### WHAT IS REQUIRED
Reproduce every entry exactly, without alteration.

### RAW DATA
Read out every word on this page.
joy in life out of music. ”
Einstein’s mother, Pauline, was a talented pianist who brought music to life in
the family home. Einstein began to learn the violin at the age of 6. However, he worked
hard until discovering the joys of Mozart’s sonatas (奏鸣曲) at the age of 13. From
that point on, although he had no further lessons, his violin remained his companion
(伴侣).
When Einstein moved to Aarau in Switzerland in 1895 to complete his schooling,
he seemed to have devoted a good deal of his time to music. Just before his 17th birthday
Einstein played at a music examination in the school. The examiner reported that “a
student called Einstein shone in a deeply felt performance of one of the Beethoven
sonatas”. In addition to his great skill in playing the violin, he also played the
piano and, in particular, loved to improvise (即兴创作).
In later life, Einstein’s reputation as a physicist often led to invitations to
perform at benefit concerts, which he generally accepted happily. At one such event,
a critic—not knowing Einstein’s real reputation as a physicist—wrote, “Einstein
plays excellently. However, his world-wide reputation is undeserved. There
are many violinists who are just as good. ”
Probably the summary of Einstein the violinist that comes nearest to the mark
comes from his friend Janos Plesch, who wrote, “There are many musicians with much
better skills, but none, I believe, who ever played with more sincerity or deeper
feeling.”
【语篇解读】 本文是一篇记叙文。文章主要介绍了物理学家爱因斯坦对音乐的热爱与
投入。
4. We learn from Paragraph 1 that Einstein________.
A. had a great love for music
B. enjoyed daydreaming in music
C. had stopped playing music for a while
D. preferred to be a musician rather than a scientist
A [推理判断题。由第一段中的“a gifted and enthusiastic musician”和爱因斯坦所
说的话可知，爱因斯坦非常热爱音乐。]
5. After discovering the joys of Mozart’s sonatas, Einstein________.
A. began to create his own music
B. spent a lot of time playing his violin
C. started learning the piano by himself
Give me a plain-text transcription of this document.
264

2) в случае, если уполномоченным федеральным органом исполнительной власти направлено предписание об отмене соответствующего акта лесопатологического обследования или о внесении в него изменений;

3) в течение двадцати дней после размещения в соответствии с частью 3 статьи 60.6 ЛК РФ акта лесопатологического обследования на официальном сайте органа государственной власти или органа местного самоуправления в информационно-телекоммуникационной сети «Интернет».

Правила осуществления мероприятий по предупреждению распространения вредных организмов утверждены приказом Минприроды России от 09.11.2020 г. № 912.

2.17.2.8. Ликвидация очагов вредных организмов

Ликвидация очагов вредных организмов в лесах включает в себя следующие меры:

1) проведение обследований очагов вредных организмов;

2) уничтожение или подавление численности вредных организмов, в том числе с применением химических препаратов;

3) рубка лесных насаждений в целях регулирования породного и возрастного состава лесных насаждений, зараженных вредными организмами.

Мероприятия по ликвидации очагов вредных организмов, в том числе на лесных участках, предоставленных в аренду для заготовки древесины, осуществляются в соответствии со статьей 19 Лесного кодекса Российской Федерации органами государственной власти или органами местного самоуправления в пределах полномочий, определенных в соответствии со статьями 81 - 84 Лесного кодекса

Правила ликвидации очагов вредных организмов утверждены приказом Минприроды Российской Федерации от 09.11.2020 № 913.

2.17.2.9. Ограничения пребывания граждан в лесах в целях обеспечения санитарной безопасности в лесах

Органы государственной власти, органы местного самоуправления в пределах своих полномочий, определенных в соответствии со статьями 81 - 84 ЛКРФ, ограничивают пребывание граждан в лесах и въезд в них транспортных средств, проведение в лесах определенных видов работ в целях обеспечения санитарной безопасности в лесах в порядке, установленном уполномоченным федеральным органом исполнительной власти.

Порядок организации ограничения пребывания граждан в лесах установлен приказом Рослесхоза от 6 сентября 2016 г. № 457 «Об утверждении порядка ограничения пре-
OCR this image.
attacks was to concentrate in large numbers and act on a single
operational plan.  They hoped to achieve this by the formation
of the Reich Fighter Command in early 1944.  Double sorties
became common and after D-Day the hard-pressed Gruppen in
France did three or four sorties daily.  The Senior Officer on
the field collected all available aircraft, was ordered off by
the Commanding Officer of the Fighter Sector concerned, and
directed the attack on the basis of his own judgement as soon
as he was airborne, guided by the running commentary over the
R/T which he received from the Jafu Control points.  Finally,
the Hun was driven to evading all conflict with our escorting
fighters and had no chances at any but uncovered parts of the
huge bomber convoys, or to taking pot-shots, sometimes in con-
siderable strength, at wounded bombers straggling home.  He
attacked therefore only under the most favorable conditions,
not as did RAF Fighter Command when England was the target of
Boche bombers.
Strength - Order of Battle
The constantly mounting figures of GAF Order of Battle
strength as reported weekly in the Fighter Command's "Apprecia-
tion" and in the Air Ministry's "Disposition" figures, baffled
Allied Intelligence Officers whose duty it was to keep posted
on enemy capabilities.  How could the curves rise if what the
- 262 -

### RESULT
Read out every word on this page.
joy in life out of music. ”
Einstein’s mother, Pauline, was a talented pianist who brought music to life in
the family home. Einstein began to learn the violin at the age of 6. However, he worked
hard until discovering the joys of Mozart’s sonatas (奏鸣曲) at the age of 13. From
that point on, although he had no further lessons, his violin remained his companion
(伴侣).
When Einstein moved to Aarau in Switzerland in 1895 to complete his schooling,
he seemed to have devoted a good deal of his time to music. Just before his 17th birthday
Einstein played at a music examination in the school. The examiner reported that “a
student called Einstein shone in a deeply felt performance of one of the Beethoven
sonatas”. In addition to his great skill in playing the violin, he also played the
piano and, in particular, loved to improvise (即兴创作).
In later life, Einstein’s reputation as a physicist often led to invitations to
perform at benefit concerts, which he generally accepted happily. At one such event,
a critic—not knowing Einstein’s real reputation as a physicist—wrote, “Einstein
plays excellently. However, his world-wide reputation is undeserved. There
are many violinists who are just as good. ”
Probably the summary of Einstein the violinist that comes nearest to the mark
comes from his friend Janos Plesch, who wrote, “There are many musicians with much
better skills, but none, I believe, who ever played with more sincerity or deeper
feeling.”
【语篇解读】 本文是一篇记叙文。文章主要介绍了物理学家爱因斯坦对音乐的热爱与
投入。
4. We learn from Paragraph 1 that Einstein________.
A. had a great love for music
B. enjoyed daydreaming in music
C. had stopped playing music for a while
D. preferred to be a musician rather than a scientist
A [推理判断题。由第一段中的“a gifted and enthusiastic musician”和爱因斯坦所
说的话可知，爱因斯坦非常热爱音乐。]
5. After discovering the joys of Mozart’s sonatas, Einstein________.
A. began to create his own music
B. spent a lot of time playing his violin
C. started learning the piano by himself
Give me a plain-text transcription of this document.
264

2) в случае, если уполномоченным федеральным органом исполнительной власти направлено предписание об отмене соответствующего акта лесопатологического обследования или о внесении в него изменений;

3) в течение двадцати дней после размещения в соответствии с частью 3 статьи 60.6 ЛК РФ акта лесопатологического обследования на официальном сайте органа государственной власти или органа местного самоуправления в информационно-телекоммуникационной сети «Интернет».

Правила осуществления мероприятий по предупреждению распространения вредных организмов утверждены приказом Минприроды России от 09.11.2020 г. № 912.

2.17.2.8. Ликвидация очагов вредных организмов

Ликвидация очагов вредных организмов в лесах включает в себя следующие меры:

1) проведение обследований очагов вредных организмов;

2) уничтожение или подавление численности вредных организмов, в том числе с применением химических препаратов;

3) рубка лесных насаждений в целях регулирования породного и возрастного состава лесных насаждений, зараженных вредными организмами.

Мероприятия по ликвидации очагов вредных организмов, в том числе на лесных участках, предоставленных в аренду для заготовки древесины, осуществляются в соответствии со статьей 19 Лесного кодекса Российской Федерации органами государственной власти или органами местного самоуправления в пределах полномочий, определенных в соответствии со статьями 81 - 84 Лесного кодекса

Правила ликвидации очагов вредных организмов утверждены приказом Минприроды Российской Федерации от 09.11.2020 № 913.

2.17.2.9. Ограничения пребывания граждан в лесах в целях обеспечения санитарной безопасности в лесах

Органы государственной власти, органы местного самоуправления в пределах своих полномочий, определенных в соответствии со статьями 81 - 84 ЛКРФ, ограничивают пребывание граждан в лесах и въезд в них транспортных средств, проведение в лесах определенных видов работ в целях обеспечения санитарной безопасности в лесах в порядке, установленном уполномоченным федеральным органом исполнительной власти.

Порядок организации ограничения пребывания граждан в лесах установлен приказом Рослесхоза от 6 сентября 2016 г. № 457 «Об утверждении порядка ограничения пре-
OCR this image.
attacks was to concentrate in large numbers and act on a single
operational plan.  They hoped to achieve this by the formation
of the Reich Fighter Command in early 1944.  Double sorties
became common and after D-Day the hard-pressed Gruppen in
France did three or four sorties daily.  The Senior Officer on
the field collected all available aircraft, was ordered off by
the Commanding Officer of the Fighter Sector concerned, and
directed the attack on the basis of his own judgement as soon
as he was airborne, guided by the running commentary over the
R/T which he received from the Jafu Control points.  Finally,
the Hun was driven to evading all conflict with our escorting
fighters and had no chances at any but uncovered parts of the
huge bomber convoys, or to taking pot-shots, sometimes in con-
siderable strength, at wounded bombers straggling home.  He
attacked therefore only under the most favorable conditions,
not as did RAF Fighter Command when England was the target of
Boche bombers.
Strength - Order of Battle
The constantly mounting figures of GAF Order of Battle
strength as reported weekly in the Fighter Command's "Apprecia-
tion" and in the Air Ministry's "Disposition" figures, baffled
Allied Intelligence Officers whose duty it was to keep posted
on enemy capabilities.  How could the curves rise if what the
- 262 -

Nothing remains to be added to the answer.